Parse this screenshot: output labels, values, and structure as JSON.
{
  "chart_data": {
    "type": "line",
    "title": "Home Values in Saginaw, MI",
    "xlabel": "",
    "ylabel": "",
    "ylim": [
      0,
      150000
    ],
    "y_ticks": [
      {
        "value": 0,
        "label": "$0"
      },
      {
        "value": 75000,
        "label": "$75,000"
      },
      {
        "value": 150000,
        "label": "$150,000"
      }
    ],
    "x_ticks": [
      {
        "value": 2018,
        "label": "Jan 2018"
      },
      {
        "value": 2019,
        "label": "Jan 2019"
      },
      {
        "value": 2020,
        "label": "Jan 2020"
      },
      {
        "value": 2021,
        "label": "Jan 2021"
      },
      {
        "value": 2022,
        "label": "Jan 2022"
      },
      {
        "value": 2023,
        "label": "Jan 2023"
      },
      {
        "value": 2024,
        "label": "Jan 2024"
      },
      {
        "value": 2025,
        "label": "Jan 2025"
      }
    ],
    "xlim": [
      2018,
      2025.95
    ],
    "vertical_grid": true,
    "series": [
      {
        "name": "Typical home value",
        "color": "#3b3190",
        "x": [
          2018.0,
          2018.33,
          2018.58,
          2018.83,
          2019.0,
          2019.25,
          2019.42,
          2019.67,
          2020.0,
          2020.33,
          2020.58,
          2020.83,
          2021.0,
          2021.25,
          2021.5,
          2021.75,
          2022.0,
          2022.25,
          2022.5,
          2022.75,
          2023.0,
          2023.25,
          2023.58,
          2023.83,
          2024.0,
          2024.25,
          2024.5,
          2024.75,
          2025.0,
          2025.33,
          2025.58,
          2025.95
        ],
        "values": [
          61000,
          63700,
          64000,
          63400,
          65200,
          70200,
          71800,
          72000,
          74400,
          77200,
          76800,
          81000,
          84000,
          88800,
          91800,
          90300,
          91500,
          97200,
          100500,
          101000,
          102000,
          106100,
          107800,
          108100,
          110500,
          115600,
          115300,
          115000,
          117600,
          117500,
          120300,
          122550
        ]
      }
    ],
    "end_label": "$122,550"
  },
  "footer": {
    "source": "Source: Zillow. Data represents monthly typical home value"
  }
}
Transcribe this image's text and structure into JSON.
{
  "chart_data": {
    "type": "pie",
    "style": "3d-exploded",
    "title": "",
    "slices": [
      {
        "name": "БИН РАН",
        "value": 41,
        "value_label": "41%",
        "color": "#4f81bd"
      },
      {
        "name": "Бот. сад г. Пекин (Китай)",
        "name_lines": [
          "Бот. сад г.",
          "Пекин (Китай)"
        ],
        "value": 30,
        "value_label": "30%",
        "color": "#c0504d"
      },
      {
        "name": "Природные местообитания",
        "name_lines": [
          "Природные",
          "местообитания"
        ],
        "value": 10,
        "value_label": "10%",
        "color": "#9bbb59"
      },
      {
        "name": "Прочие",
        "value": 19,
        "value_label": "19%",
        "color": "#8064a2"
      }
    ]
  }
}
·····
EXERCISE TASK: Using the data above, reproduce every line exactly.

EXPECTED ANSWER:
Parse this screenshot: output labels, values, and structure as JSON.
{
  "chart_data": {
    "type": "line",
    "title": "Home Values in Saginaw, MI",
    "xlabel": "",
    "ylabel": "",
    "ylim": [
      0,
      150000
    ],
    "y_ticks": [
      {
        "value": 0,
        "label": "$0"
      },
      {
        "value": 75000,
        "label": "$75,000"
      },
      {
        "value": 150000,
        "label": "$150,000"
      }
    ],
    "x_ticks": [
      {
        "value": 2018,
        "label": "Jan 2018"
      },
      {
        "value": 2019,
        "label": "Jan 2019"
      },
      {
        "value": 2020,
        "label": "Jan 2020"
      },
      {
        "value": 2021,
        "label": "Jan 2021"
      },
      {
        "value": 2022,
        "label": "Jan 2022"
      },
      {
        "value": 2023,
        "label": "Jan 2023"
      },
      {
        "value": 2024,
        "label": "Jan 2024"
      },
      {
        "value": 2025,
        "label": "Jan 2025"
      }
    ],
    "xlim": [
      2018,
      2025.95
    ],
    "vertical_grid": true,
    "series": [
      {
        "name": "Typical home value",
        "color": "#3b3190",
        "x": [
          2018.0,
          2018.33,
          2018.58,
          2018.83,
          2019.0,
          2019.25,
          2019.42,
          2019.67,
          2020.0,
          2020.33,
          2020.58,
          2020.83,
          2021.0,
          2021.25,
          2021.5,
          2021.75,
          2022.0,
          2022.25,
          2022.5,
          2022.75,
          2023.0,
          2023.25,
          2023.58,
          2023.83,
          2024.0,
          2024.25,
          2024.5,
          2024.75,
          2025.0,
          2025.33,
          2025.58,
          2025.95
        ],
        "values": [
          61000,
          63700,
          64000,
          63400,
          65200,
          70200,
          71800,
          72000,
          74400,
          77200,
          76800,
          81000,
          84000,
          88800,
          91800,
          90300,
          91500,
          97200,
          100500,
          101000,
          102000,
          106100,
          107800,
          108100,
          110500,
          115600,
          115300,
          115000,
          117600,
          117500,
          120300,
          122550
        ]
      }
    ],
    "end_label": "$122,550"
  },
  "footer": {
    "source": "Source: Zillow. Data represents monthly typical home value"
  }
}
Transcribe this image's text and structure into JSON.
{
  "chart_data": {
    "type": "pie",
    "style": "3d-exploded",
    "title": "",
    "slices": [
      {
        "name": "БИН РАН",
        "value": 41,
        "value_label": "41%",
        "color": "#4f81bd"
      },
      {
        "name": "Бот. сад г. Пекин (Китай)",
        "name_lines": [
          "Бот. сад г.",
          "Пекин (Китай)"
        ],
        "value": 30,
        "value_label": "30%",
        "color": "#c0504d"
      },
      {
        "name": "Природные местообитания",
        "name_lines": [
          "Природные",
          "местообитания"
        ],
        "value": 10,
        "value_label": "10%",
        "color": "#9bbb59"
      },
      {
        "name": "Прочие",
        "value": 19,
        "value_label": "19%",
        "color": "#8064a2"
      }
    ]
  }
}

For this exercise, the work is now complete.